#### To be done:
Gather the lines from the material that contain "Polska".

++++ Extracted information

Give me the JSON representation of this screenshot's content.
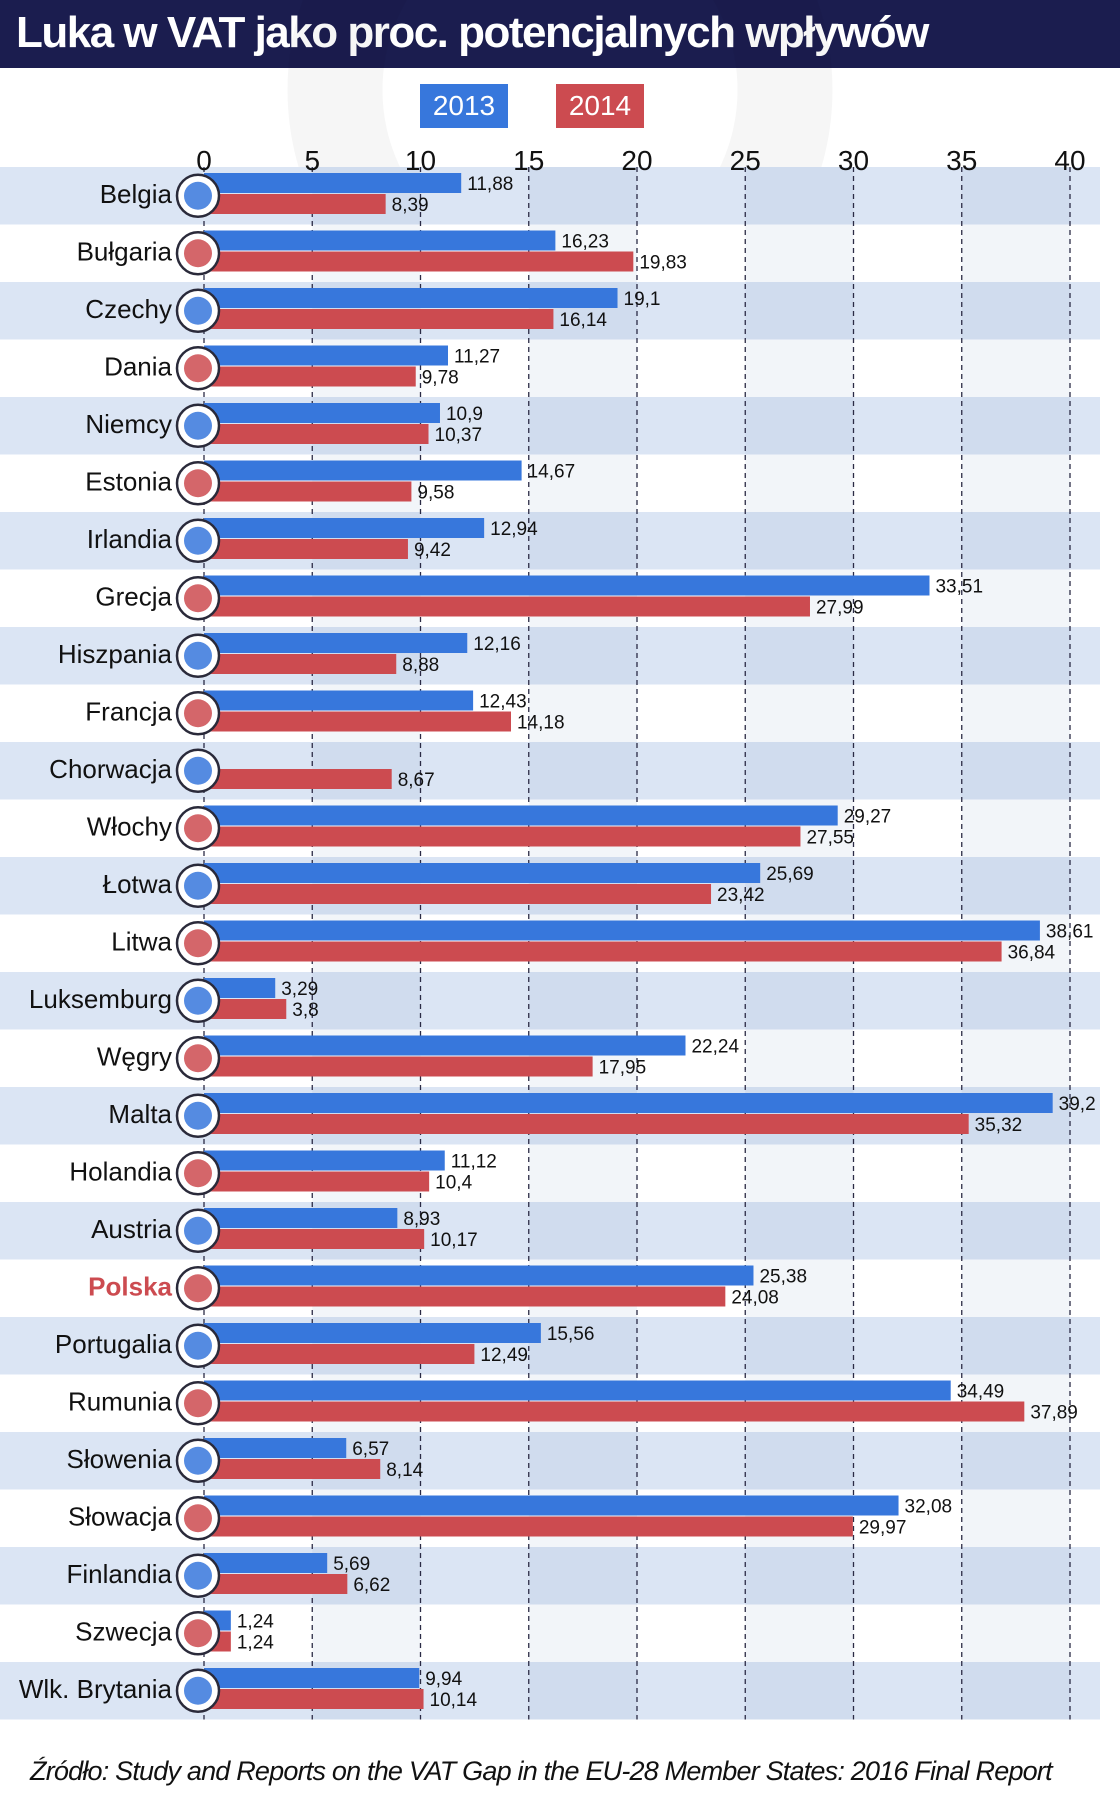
{
  "title": "Luka w VAT jako proc. potencjalnych wpływów",
  "source": "Źródło: Study and Reports on the VAT Gap in the EU-28 Member States: 2016 Final Report",
  "colors": {
    "series_2013": "#3777dc",
    "series_2014": "#cc4b50",
    "title_bg": "#1b1d4f",
    "highlight_label": "#cc4b50",
    "band_even": "#dbe5f4",
    "band_odd": "#ffffff"
  },
  "chart_data": {
    "type": "bar",
    "orientation": "horizontal",
    "title": "Luka w VAT jako proc. potencjalnych wpływów",
    "xlim": [
      0,
      40
    ],
    "x_ticks": [
      "0",
      "5",
      "10",
      "15",
      "20",
      "25",
      "30",
      "35",
      "40"
    ],
    "grid": "vertical dashed lines",
    "legend_position": "top",
    "categories": [
      "Belgia",
      "Bułgaria",
      "Czechy",
      "Dania",
      "Niemcy",
      "Estonia",
      "Irlandia",
      "Grecja",
      "Hiszpania",
      "Francja",
      "Chorwacja",
      "Włochy",
      "Łotwa",
      "Litwa",
      "Luksemburg",
      "Węgry",
      "Malta",
      "Holandia",
      "Austria",
      "Polska",
      "Portugalia",
      "Rumunia",
      "Słowenia",
      "Słowacja",
      "Finlandia",
      "Szwecja",
      "Wlk. Brytania"
    ],
    "highlighted_category": "Polska",
    "flag_icons": [
      "belgium-flag-icon",
      "bulgaria-flag-icon",
      "czechia-flag-icon",
      "denmark-flag-icon",
      "germany-flag-icon",
      "estonia-flag-icon",
      "ireland-flag-icon",
      "greece-flag-icon",
      "spain-flag-icon",
      "france-flag-icon",
      "croatia-flag-icon",
      "italy-flag-icon",
      "latvia-flag-icon",
      "lithuania-flag-icon",
      "luxembourg-flag-icon",
      "hungary-flag-icon",
      "malta-flag-icon",
      "netherlands-flag-icon",
      "austria-flag-icon",
      "poland-flag-icon",
      "portugal-flag-icon",
      "romania-flag-icon",
      "slovenia-flag-icon",
      "slovakia-flag-icon",
      "finland-flag-icon",
      "sweden-flag-icon",
      "uk-flag-icon"
    ],
    "series": [
      {
        "name": "2013",
        "values": [
          11.88,
          16.23,
          19.1,
          11.27,
          10.9,
          14.67,
          12.94,
          33.51,
          12.16,
          12.43,
          null,
          29.27,
          25.69,
          38.61,
          3.29,
          22.24,
          39.2,
          11.12,
          8.93,
          25.38,
          15.56,
          34.49,
          6.57,
          32.08,
          5.69,
          1.24,
          9.94
        ],
        "labels": [
          "11,88",
          "16,23",
          "19,1",
          "11,27",
          "10,9",
          "14,67",
          "12,94",
          "33,51",
          "12,16",
          "12,43",
          "",
          "29,27",
          "25,69",
          "38,61",
          "3,29",
          "22,24",
          "39,2",
          "11,12",
          "8,93",
          "25,38",
          "15,56",
          "34,49",
          "6,57",
          "32,08",
          "5,69",
          "1,24",
          "9,94"
        ]
      },
      {
        "name": "2014",
        "values": [
          8.39,
          19.83,
          16.14,
          9.78,
          10.37,
          9.58,
          9.42,
          27.99,
          8.88,
          14.18,
          8.67,
          27.55,
          23.42,
          36.84,
          3.8,
          17.95,
          35.32,
          10.4,
          10.17,
          24.08,
          12.49,
          37.89,
          8.14,
          29.97,
          6.62,
          1.24,
          10.14
        ],
        "labels": [
          "8,39",
          "19,83",
          "16,14",
          "9,78",
          "10,37",
          "9,58",
          "9,42",
          "27,99",
          "8,88",
          "14,18",
          "8,67",
          "27,55",
          "23,42",
          "36,84",
          "3,8",
          "17,95",
          "35,32",
          "10,4",
          "10,17",
          "24,08",
          "12,49",
          "37,89",
          "8,14",
          "29,97",
          "6,62",
          "1,24",
          "10,14"
        ]
      }
    ]
  }
}
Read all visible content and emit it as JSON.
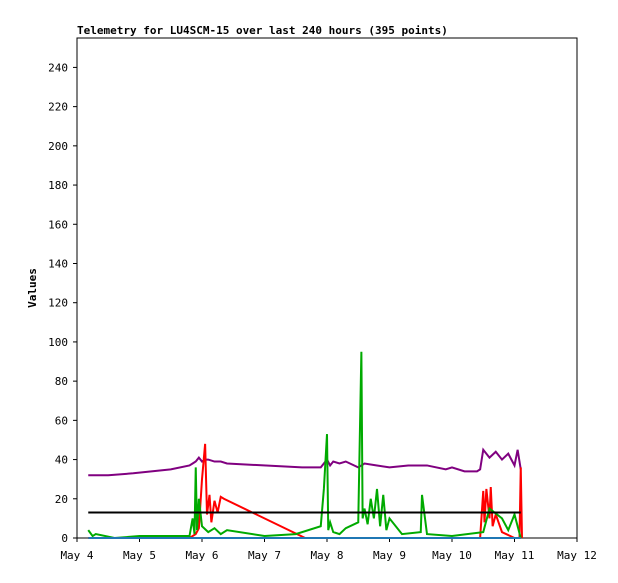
{
  "chart_data": {
    "type": "line",
    "title": "Telemetry for LU4SCM-15 over last 240 hours (395 points)",
    "y_label": "Values",
    "xlim": [
      4,
      12
    ],
    "xticks": [
      {
        "value": 4,
        "label": "May 4"
      },
      {
        "value": 5,
        "label": "May 5"
      },
      {
        "value": 6,
        "label": "May 6"
      },
      {
        "value": 7,
        "label": "May 7"
      },
      {
        "value": 8,
        "label": "May 8"
      },
      {
        "value": 9,
        "label": "May 9"
      },
      {
        "value": 10,
        "label": "May 10"
      },
      {
        "value": 11,
        "label": "May 11"
      },
      {
        "value": 12,
        "label": "May 12"
      }
    ],
    "ylim": [
      0,
      255
    ],
    "yticks": [
      0,
      20,
      40,
      60,
      80,
      100,
      120,
      140,
      160,
      180,
      200,
      220,
      240
    ],
    "grid": false,
    "series": [
      {
        "color": "#800080",
        "x": [
          4.18,
          4.5,
          4.9,
          5.5,
          5.8,
          5.85,
          5.9,
          5.95,
          6.0,
          6.05,
          6.1,
          6.2,
          6.3,
          6.4,
          7.6,
          7.9,
          8.0,
          8.05,
          8.1,
          8.2,
          8.3,
          8.5,
          8.6,
          8.8,
          9.0,
          9.3,
          9.6,
          9.9,
          10.0,
          10.2,
          10.4,
          10.45,
          10.5,
          10.6,
          10.7,
          10.8,
          10.9,
          11.0,
          11.05,
          11.1
        ],
        "values": [
          32,
          32,
          33,
          35,
          37,
          38,
          39,
          41,
          39,
          40,
          40,
          39,
          39,
          38,
          36,
          36,
          40,
          37,
          39,
          38,
          39,
          36,
          38,
          37,
          36,
          37,
          37,
          35,
          36,
          34,
          34,
          35,
          45,
          41,
          44,
          40,
          43,
          37,
          45,
          35
        ]
      },
      {
        "color": "#ff0000",
        "x": [
          4.18,
          5.0,
          5.8,
          5.9,
          5.95,
          6.0,
          6.05,
          6.08,
          6.12,
          6.15,
          6.2,
          6.25,
          6.3,
          6.35,
          7.65,
          8.0,
          9.0,
          10.0,
          10.45,
          10.5,
          10.52,
          10.55,
          10.6,
          10.62,
          10.65,
          10.7,
          10.8,
          11.0,
          11.08,
          11.1,
          11.12
        ],
        "values": [
          0,
          0,
          0,
          2,
          5,
          30,
          48,
          12,
          22,
          8,
          19,
          13,
          21,
          20,
          0,
          0,
          0,
          0,
          0,
          24,
          8,
          25,
          10,
          26,
          6,
          12,
          3,
          0,
          0,
          36,
          0
        ]
      },
      {
        "color": "#00aa00",
        "x": [
          4.18,
          4.25,
          4.3,
          4.6,
          5.0,
          5.5,
          5.8,
          5.85,
          5.88,
          5.9,
          5.92,
          5.95,
          6.0,
          6.1,
          6.2,
          6.3,
          6.4,
          7.0,
          7.5,
          7.9,
          7.95,
          8.0,
          8.02,
          8.05,
          8.1,
          8.2,
          8.3,
          8.5,
          8.55,
          8.57,
          8.6,
          8.65,
          8.7,
          8.75,
          8.8,
          8.85,
          8.9,
          8.95,
          9.0,
          9.2,
          9.5,
          9.52,
          9.6,
          10.0,
          10.5,
          10.6,
          10.8,
          10.9,
          11.0,
          11.1
        ],
        "values": [
          4,
          1,
          2,
          0,
          1,
          1,
          1,
          10,
          2,
          36,
          4,
          20,
          6,
          3,
          5,
          2,
          4,
          1,
          2,
          6,
          25,
          53,
          4,
          8,
          3,
          2,
          5,
          8,
          95,
          10,
          15,
          7,
          20,
          10,
          25,
          6,
          22,
          4,
          10,
          2,
          3,
          22,
          2,
          1,
          3,
          15,
          10,
          4,
          12,
          0
        ]
      },
      {
        "color": "#000000",
        "x": [
          4.18,
          11.1
        ],
        "values": [
          13,
          13
        ]
      },
      {
        "color": "#1f77b4",
        "x": [
          4.18,
          11.1
        ],
        "values": [
          0,
          0
        ]
      }
    ]
  }
}
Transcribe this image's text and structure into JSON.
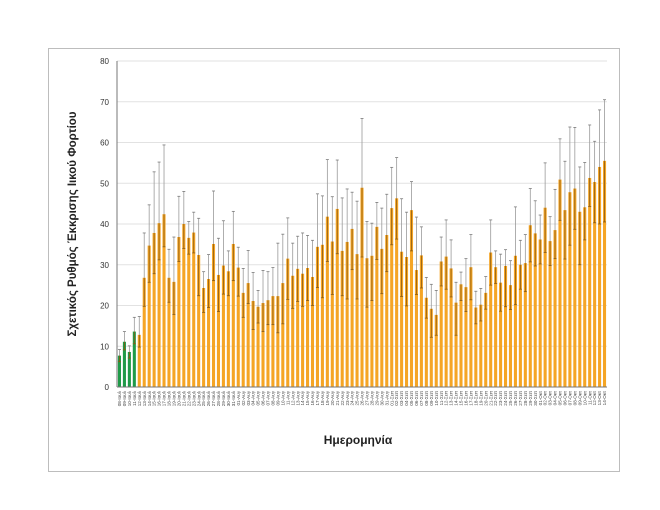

++++++++

#### Written reply:
      "Polska",
    "highlighted_category": "Polska",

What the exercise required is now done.